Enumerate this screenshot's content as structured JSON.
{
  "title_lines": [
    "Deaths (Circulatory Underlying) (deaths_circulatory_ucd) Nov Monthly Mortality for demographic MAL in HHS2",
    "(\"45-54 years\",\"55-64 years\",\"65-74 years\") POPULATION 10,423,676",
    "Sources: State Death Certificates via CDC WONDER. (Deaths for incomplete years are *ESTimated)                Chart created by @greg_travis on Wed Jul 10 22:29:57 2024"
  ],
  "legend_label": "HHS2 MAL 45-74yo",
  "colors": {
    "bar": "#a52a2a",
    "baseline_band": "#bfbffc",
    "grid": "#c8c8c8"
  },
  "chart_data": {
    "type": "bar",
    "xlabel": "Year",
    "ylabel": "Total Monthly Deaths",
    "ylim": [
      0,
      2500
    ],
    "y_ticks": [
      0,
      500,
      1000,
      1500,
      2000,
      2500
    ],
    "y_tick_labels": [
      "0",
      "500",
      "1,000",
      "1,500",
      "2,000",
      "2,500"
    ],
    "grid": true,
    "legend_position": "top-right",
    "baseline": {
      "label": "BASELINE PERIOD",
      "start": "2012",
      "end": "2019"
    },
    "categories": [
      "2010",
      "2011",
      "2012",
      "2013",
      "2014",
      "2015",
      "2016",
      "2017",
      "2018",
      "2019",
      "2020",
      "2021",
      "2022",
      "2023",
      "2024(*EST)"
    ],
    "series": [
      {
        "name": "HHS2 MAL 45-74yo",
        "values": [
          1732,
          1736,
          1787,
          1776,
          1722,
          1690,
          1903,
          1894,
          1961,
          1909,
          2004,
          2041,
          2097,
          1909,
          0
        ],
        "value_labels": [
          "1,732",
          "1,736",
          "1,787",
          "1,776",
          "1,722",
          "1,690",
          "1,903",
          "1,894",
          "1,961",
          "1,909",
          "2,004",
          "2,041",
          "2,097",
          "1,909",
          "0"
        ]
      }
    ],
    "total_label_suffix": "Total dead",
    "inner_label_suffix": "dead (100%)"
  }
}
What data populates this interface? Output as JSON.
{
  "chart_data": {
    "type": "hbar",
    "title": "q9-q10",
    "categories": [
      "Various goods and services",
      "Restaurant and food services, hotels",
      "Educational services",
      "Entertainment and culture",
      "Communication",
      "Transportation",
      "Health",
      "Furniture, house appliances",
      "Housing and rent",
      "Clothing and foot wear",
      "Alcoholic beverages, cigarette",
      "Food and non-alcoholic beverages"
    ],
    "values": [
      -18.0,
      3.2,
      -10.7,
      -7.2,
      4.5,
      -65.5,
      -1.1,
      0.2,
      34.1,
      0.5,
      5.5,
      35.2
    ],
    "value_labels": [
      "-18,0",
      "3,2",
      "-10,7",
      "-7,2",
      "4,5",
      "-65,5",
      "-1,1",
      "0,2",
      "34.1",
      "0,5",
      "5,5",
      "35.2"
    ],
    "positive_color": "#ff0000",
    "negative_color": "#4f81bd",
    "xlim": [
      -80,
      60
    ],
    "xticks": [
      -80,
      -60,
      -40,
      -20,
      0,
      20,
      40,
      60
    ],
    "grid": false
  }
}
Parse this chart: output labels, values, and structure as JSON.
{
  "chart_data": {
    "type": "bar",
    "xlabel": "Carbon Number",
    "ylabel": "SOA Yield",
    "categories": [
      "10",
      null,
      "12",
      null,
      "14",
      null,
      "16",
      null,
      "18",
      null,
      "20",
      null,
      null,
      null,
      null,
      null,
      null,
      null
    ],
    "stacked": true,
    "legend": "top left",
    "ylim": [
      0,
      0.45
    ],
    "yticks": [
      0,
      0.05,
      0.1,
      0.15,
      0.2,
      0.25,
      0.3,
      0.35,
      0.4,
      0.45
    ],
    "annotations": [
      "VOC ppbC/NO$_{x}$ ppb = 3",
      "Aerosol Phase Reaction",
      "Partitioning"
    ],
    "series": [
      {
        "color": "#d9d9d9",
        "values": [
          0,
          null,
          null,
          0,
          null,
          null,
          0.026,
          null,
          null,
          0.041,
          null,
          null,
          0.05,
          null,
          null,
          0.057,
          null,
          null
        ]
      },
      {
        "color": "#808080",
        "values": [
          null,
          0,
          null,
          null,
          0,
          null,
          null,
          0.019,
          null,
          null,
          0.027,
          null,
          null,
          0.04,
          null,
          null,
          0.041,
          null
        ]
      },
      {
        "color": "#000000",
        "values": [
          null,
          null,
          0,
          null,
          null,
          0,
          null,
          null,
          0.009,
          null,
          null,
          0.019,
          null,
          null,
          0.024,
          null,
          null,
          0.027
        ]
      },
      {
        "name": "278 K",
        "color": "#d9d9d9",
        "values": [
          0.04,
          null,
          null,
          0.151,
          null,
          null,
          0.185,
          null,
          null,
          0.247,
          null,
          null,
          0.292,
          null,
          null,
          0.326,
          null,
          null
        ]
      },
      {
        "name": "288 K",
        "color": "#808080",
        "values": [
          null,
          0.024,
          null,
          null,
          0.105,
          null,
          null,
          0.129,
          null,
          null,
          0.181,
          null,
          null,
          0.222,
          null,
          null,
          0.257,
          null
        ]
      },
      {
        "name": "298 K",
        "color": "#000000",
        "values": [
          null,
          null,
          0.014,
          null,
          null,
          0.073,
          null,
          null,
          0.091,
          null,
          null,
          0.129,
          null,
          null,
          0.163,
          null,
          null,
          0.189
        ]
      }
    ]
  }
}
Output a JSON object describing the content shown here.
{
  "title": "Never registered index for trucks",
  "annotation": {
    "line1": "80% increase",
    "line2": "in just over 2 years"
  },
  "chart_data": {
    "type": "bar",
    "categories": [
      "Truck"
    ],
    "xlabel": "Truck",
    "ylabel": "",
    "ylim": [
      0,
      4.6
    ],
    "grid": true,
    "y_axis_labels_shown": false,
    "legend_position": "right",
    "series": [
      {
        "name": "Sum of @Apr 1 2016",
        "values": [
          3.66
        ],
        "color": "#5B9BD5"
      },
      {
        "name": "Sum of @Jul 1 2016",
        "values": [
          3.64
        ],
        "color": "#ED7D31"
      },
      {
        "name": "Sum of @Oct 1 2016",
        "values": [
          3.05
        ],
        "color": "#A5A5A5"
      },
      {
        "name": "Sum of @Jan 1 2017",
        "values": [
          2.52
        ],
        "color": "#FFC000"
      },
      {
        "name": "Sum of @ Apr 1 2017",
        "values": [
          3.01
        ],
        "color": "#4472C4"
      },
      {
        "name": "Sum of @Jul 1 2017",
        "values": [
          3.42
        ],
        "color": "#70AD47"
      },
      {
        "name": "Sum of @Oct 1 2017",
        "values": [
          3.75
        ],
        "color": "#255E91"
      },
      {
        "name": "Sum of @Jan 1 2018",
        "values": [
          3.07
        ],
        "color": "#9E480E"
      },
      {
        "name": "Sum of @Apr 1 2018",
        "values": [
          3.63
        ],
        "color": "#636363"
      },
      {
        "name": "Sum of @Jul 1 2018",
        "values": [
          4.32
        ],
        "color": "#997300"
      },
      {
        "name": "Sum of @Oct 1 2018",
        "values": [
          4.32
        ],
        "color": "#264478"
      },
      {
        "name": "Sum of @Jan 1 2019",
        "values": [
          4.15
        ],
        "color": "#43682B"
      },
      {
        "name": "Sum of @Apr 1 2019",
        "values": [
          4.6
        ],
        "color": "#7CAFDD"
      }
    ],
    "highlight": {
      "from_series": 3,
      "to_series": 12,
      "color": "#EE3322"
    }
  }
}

================

Aim: Above are the records; copy every line in them that holds the word "Total".

Result:
    "ylabel": "Total Monthly Deaths",
    "total_label_suffix": "Total dead",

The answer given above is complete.